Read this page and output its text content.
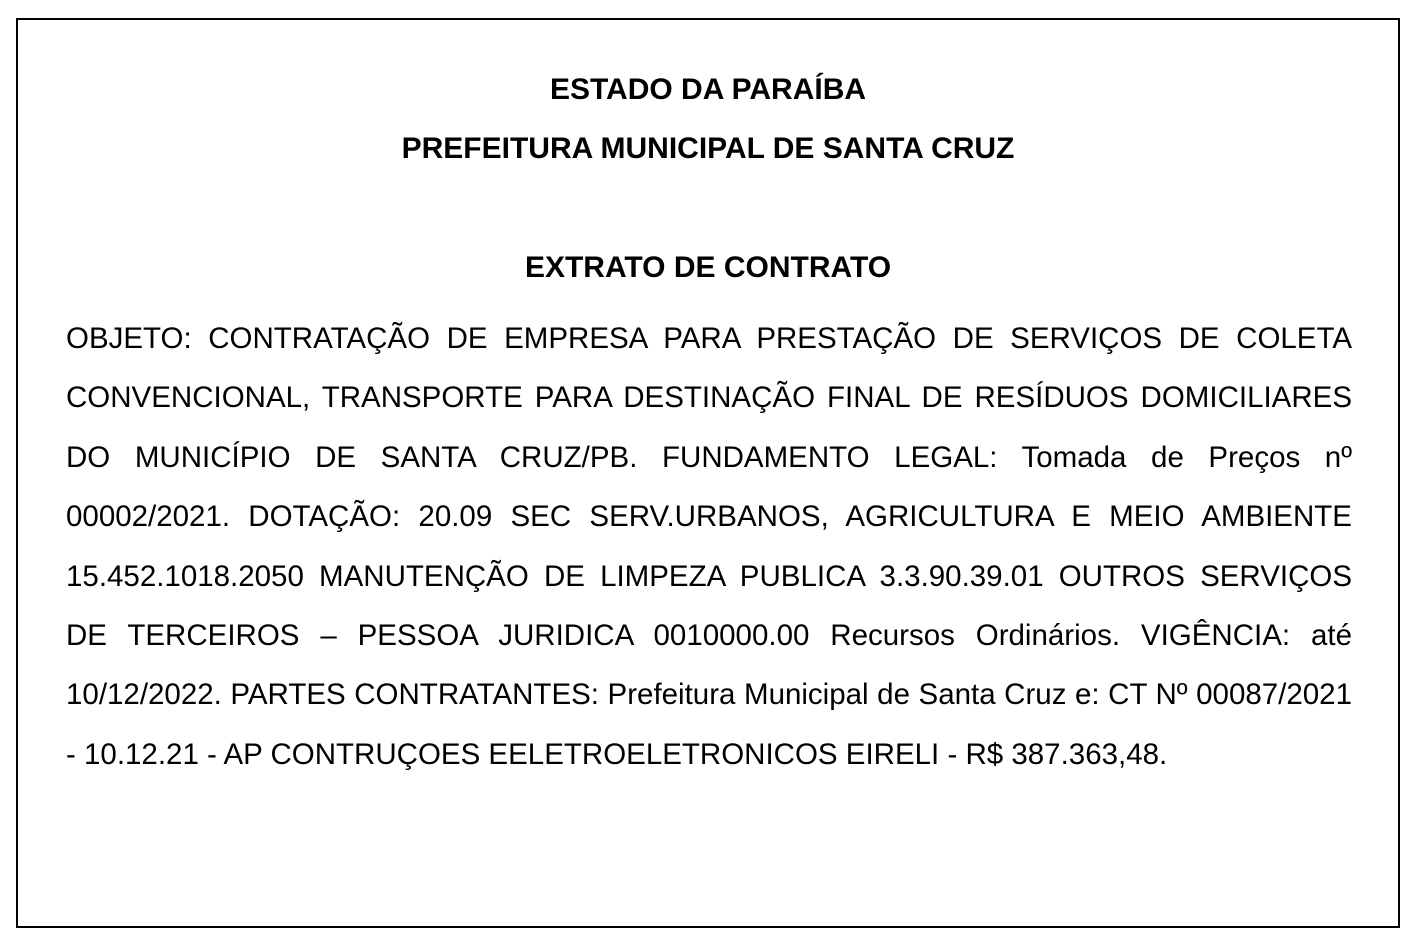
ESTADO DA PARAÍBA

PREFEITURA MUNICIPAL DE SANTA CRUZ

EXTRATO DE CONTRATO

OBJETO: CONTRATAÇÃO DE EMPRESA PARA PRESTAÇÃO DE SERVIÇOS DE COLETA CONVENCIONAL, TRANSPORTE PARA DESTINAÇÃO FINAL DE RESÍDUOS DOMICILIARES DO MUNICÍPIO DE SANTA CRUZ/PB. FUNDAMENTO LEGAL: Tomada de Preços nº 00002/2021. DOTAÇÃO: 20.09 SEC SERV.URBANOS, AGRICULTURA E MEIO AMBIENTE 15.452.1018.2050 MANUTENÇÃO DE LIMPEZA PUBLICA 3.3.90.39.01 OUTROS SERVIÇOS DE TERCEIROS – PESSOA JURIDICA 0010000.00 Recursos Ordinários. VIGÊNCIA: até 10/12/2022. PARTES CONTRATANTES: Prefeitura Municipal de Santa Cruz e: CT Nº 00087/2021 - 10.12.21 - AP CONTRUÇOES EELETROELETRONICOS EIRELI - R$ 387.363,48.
=====
From the listing above, print every entry precisely and drop the pictures.

Read this page and output its text content.
ESTADO DA PARAÍBA

PREFEITURA MUNICIPAL DE SANTA CRUZ

EXTRATO DE CONTRATO

OBJETO: CONTRATAÇÃO DE EMPRESA PARA PRESTAÇÃO DE SERVIÇOS DE COLETA CONVENCIONAL, TRANSPORTE PARA DESTINAÇÃO FINAL DE RESÍDUOS DOMICILIARES DO MUNICÍPIO DE SANTA CRUZ/PB. FUNDAMENTO LEGAL: Tomada de Preços nº 00002/2021. DOTAÇÃO: 20.09 SEC SERV.URBANOS, AGRICULTURA E MEIO AMBIENTE 15.452.1018.2050 MANUTENÇÃO DE LIMPEZA PUBLICA 3.3.90.39.01 OUTROS SERVIÇOS DE TERCEIROS – PESSOA JURIDICA 0010000.00 Recursos Ordinários. VIGÊNCIA: até 10/12/2022. PARTES CONTRATANTES: Prefeitura Municipal de Santa Cruz e: CT Nº 00087/2021 - 10.12.21 - AP CONTRUÇOES EELETROELETRONICOS EIRELI - R$ 387.363,48.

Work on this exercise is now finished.